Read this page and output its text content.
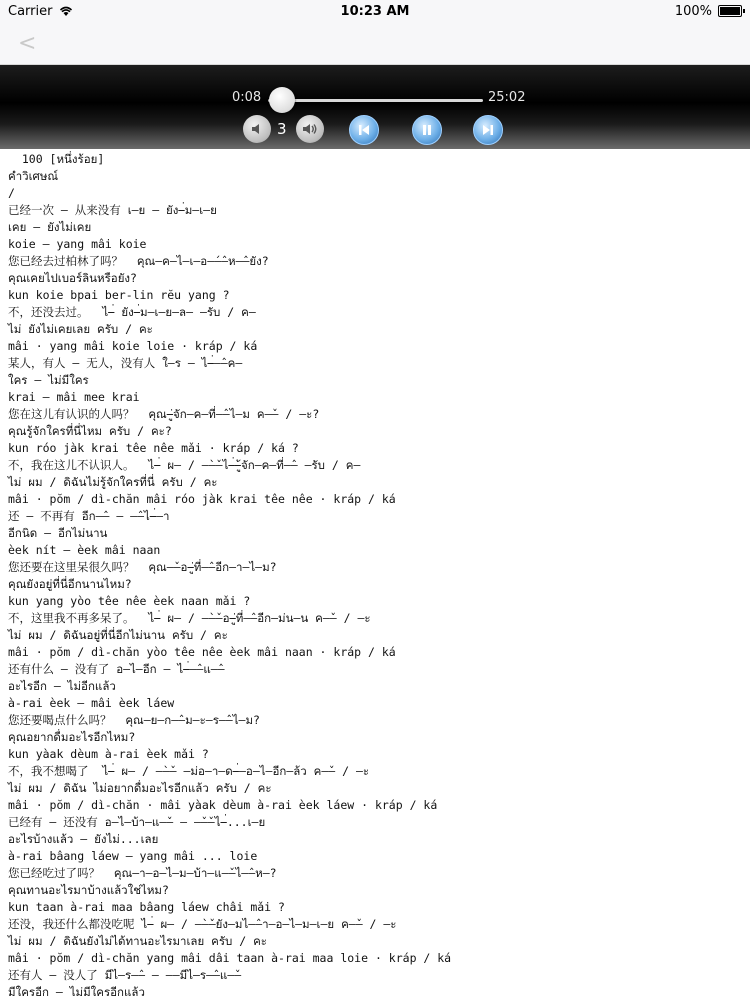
Carrier	10:23 AM	100%
<
0:08	25:02
3
100 [หนึ่งร้อย]
คำวิเศษณ์
/
已经一次 — 从来没有 เ–ย — ยัง–่ม–เ–ย
เคย — ยังไม่เคย
koie — yang mâi koie
您已经去过柏林了吗？  คุณ–ค–ไ–เ–อ–́–̂–ห–̂–ยัง?
คุณเคยไปเบอร์ลินหรือยัง?
kun koie bpai ber-lin rĕu yang ?
不，还没去过。  ไ–่ ยัง–่ม–เ–ย–ล– –รับ / ค–
ไม่ ยังไม่เคยเลย ครับ / คะ
mâi · yang mâi koie loie · kráp / ká
某人，有人 — 无人，没有人 ใ–ร — ไ–่–̂–ค–
ใคร — ไม่มีใคร
krai — mâi mee krai
您在这儿有认识的人吗？  คุณ–ู่จัก–ค–ที่–̂–ไ–ม ค–̌– / –ะ?
คุณรู้จักใครที่นี่ไหม ครับ / คะ?
kun róo jàk krai têe nêe mǎi · kráp / ká ?
不，我在这儿不认识人。  ไ–่ ผ– / –̀–̌–ไ–่–ู้จัก–ค–ที่–̂– –รับ / ค–
ไม่ ผม / ดิฉันไม่รู้จักใครที่นี่ ครับ / คะ
mâi · pŏm / dì-chăn mâi róo jàk krai têe nêe · kráp / ká
还 — 不再有 อีก–̂– — –̂–ไ–่–า
อีกนิด — อีกไม่นาน
èek nít — èek mâi naan
您还要在这里呆很久吗？  คุณ–̌–อ–ู่ที่–̂–อีก–า–ไ–ม?
คุณยังอยู่ที่นี่อีกนานไหม?
kun yang yòo têe nêe èek naan mǎi ?
不，这里我不再多呆了。  ไ–่ ผ– / –̀–̌–อ–ู่ที่–̂–อีก–ม่น–น ค–̌– / –ะ
ไม่ ผม / ดิฉันอยู่ที่นี่อีกไม่นาน ครับ / คะ
mâi · pŏm / dì-chăn yòo têe nêe èek mâi naan · kráp / ká
还有什么 — 没有了 อ–ไ–อีก — ไ–่–̂–แ–̂–
อะไรอีก — ไม่อีกแล้ว
à-rai èek — mâi èek láew
您还要喝点什么吗？  คุณ–ย–ก–̂–ม–ะ–ร–̂–ไ–ม?
คุณอยากดื่มอะไรอีกไหม?
kun yàak dèum à-rai èek mǎi ?
不，我不想喝了  ไ–่ ผ– / –̀–̌– –ม่อ–า–ด–่–อ–ไ–อีก–ล้ว ค–̌– / –ะ
ไม่ ผม / ดิฉัน ไม่อยากดื่มอะไรอีกแล้ว ครับ / คะ
mâi · pŏm / dì-chăn · mâi yàak dèum à-rai èek láew · kráp / ká
已经有 — 还没有 อ–ไ–บ้า–แ–̌– — –̌–̌–ไ–่...เ–ย
อะไรบ้างแล้ว — ยังไม่...เลย
à-rai bâang láew — yang mâi ... loie
您已经吃过了吗？  คุณ–า–อ–ไ–ม–บ้า–แ–̌–ไ–̂–ห–?
คุณทานอะไรมาบ้างแล้วใช่ไหม?
kun taan à-rai maa bâang láew châi mǎi ?
还没，我还什么都没吃呢 ไ–่ ผ– / –̀–̌–ยัง–มไ–̂–า–อ–ไ–ม–เ–ย ค–̌– / –ะ
ไม่ ผม / ดิฉันยังไม่ได้ทานอะไรมาเลย ครับ / คะ
mâi · pŏm / dì-chăn yang mâi dâi taan à-rai maa loie · kráp / ká
还有人 — 没人了 มีไ–ร–̂– — ––มีไ–ร–̂–แ–̌–
มีใครอีก — ไม่มีใครอีกแล้ว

********************

● **Task prompt**:
The records shown above are to be repeated exactly, with the pictures left out.

● **Result of this exercise**:
Read this page and output its text content.
Carrier	10:23 AM	100%
<
0:08	25:02
3
100 [หนึ่งร้อย]
คำวิเศษณ์
/
已经一次 — 从来没有 เ–ย — ยัง–่ม–เ–ย
เคย — ยังไม่เคย
koie — yang mâi koie
您已经去过柏林了吗？  คุณ–ค–ไ–เ–อ–́–̂–ห–̂–ยัง?
คุณเคยไปเบอร์ลินหรือยัง?
kun koie bpai ber-lin rĕu yang ?
不，还没去过。  ไ–่ ยัง–่ม–เ–ย–ล– –รับ / ค–
ไม่ ยังไม่เคยเลย ครับ / คะ
mâi · yang mâi koie loie · kráp / ká
某人，有人 — 无人，没有人 ใ–ร — ไ–่–̂–ค–
ใคร — ไม่มีใคร
krai — mâi mee krai
您在这儿有认识的人吗？  คุณ–ู่จัก–ค–ที่–̂–ไ–ม ค–̌– / –ะ?
คุณรู้จักใครที่นี่ไหม ครับ / คะ?
kun róo jàk krai têe nêe mǎi · kráp / ká ?
不，我在这儿不认识人。  ไ–่ ผ– / –̀–̌–ไ–่–ู้จัก–ค–ที่–̂– –รับ / ค–
ไม่ ผม / ดิฉันไม่รู้จักใครที่นี่ ครับ / คะ
mâi · pŏm / dì-chăn mâi róo jàk krai têe nêe · kráp / ká
还 — 不再有 อีก–̂– — –̂–ไ–่–า
อีกนิด — อีกไม่นาน
èek nít — èek mâi naan
您还要在这里呆很久吗？  คุณ–̌–อ–ู่ที่–̂–อีก–า–ไ–ม?
คุณยังอยู่ที่นี่อีกนานไหม?
kun yang yòo têe nêe èek naan mǎi ?
不，这里我不再多呆了。  ไ–่ ผ– / –̀–̌–อ–ู่ที่–̂–อีก–ม่น–น ค–̌– / –ะ
ไม่ ผม / ดิฉันอยู่ที่นี่อีกไม่นาน ครับ / คะ
mâi · pŏm / dì-chăn yòo têe nêe èek mâi naan · kráp / ká
还有什么 — 没有了 อ–ไ–อีก — ไ–่–̂–แ–̂–
อะไรอีก — ไม่อีกแล้ว
à-rai èek — mâi èek láew
您还要喝点什么吗？  คุณ–ย–ก–̂–ม–ะ–ร–̂–ไ–ม?
คุณอยากดื่มอะไรอีกไหม?
kun yàak dèum à-rai èek mǎi ?
不，我不想喝了  ไ–่ ผ– / –̀–̌– –ม่อ–า–ด–่–อ–ไ–อีก–ล้ว ค–̌– / –ะ
ไม่ ผม / ดิฉัน ไม่อยากดื่มอะไรอีกแล้ว ครับ / คะ
mâi · pŏm / dì-chăn · mâi yàak dèum à-rai èek láew · kráp / ká
已经有 — 还没有 อ–ไ–บ้า–แ–̌– — –̌–̌–ไ–่...เ–ย
อะไรบ้างแล้ว — ยังไม่...เลย
à-rai bâang láew — yang mâi ... loie
您已经吃过了吗？  คุณ–า–อ–ไ–ม–บ้า–แ–̌–ไ–̂–ห–?
คุณทานอะไรมาบ้างแล้วใช่ไหม?
kun taan à-rai maa bâang láew châi mǎi ?
还没，我还什么都没吃呢 ไ–่ ผ– / –̀–̌–ยัง–มไ–̂–า–อ–ไ–ม–เ–ย ค–̌– / –ะ
ไม่ ผม / ดิฉันยังไม่ได้ทานอะไรมาเลย ครับ / คะ
mâi · pŏm / dì-chăn yang mâi dâi taan à-rai maa loie · kráp / ká
还有人 — 没人了 มีไ–ร–̂– — ––มีไ–ร–̂–แ–̌–
มีใครอีก — ไม่มีใครอีกแล้ว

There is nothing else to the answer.